Records excerpted from a collection
==================================================

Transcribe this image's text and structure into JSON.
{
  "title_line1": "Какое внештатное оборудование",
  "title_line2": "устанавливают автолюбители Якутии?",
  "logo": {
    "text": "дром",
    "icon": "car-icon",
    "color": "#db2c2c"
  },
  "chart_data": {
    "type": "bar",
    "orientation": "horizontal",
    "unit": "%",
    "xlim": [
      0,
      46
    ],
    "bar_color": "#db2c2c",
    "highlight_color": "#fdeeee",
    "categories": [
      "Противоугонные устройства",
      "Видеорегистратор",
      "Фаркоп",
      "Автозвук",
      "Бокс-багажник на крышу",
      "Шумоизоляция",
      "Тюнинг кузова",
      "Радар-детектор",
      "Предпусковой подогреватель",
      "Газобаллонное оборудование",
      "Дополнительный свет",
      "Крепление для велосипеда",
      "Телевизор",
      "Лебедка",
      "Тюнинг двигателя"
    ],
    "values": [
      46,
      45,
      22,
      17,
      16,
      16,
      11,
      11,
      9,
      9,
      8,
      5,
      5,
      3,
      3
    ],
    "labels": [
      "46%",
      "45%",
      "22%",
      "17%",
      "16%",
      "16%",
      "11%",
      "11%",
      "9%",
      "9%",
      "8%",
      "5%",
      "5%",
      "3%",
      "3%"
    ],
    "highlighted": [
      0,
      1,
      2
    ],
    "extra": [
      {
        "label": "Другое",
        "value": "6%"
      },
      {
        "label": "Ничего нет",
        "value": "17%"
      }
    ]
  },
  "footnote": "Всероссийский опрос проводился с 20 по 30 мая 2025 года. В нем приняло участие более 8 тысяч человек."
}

==================================================

| To be done |
Nothing should be left out: return all of the records exactly.

| The response |
Transcribe this image's text and structure into JSON.
{
  "title_line1": "Какое внештатное оборудование",
  "title_line2": "устанавливают автолюбители Якутии?",
  "logo": {
    "text": "дром",
    "icon": "car-icon",
    "color": "#db2c2c"
  },
  "chart_data": {
    "type": "bar",
    "orientation": "horizontal",
    "unit": "%",
    "xlim": [
      0,
      46
    ],
    "bar_color": "#db2c2c",
    "highlight_color": "#fdeeee",
    "categories": [
      "Противоугонные устройства",
      "Видеорегистратор",
      "Фаркоп",
      "Автозвук",
      "Бокс-багажник на крышу",
      "Шумоизоляция",
      "Тюнинг кузова",
      "Радар-детектор",
      "Предпусковой подогреватель",
      "Газобаллонное оборудование",
      "Дополнительный свет",
      "Крепление для велосипеда",
      "Телевизор",
      "Лебедка",
      "Тюнинг двигателя"
    ],
    "values": [
      46,
      45,
      22,
      17,
      16,
      16,
      11,
      11,
      9,
      9,
      8,
      5,
      5,
      3,
      3
    ],
    "labels": [
      "46%",
      "45%",
      "22%",
      "17%",
      "16%",
      "16%",
      "11%",
      "11%",
      "9%",
      "9%",
      "8%",
      "5%",
      "5%",
      "3%",
      "3%"
    ],
    "highlighted": [
      0,
      1,
      2
    ],
    "extra": [
      {
        "label": "Другое",
        "value": "6%"
      },
      {
        "label": "Ничего нет",
        "value": "17%"
      }
    ]
  },
  "footnote": "Всероссийский опрос проводился с 20 по 30 мая 2025 года. В нем приняло участие более 8 тысяч человек."
}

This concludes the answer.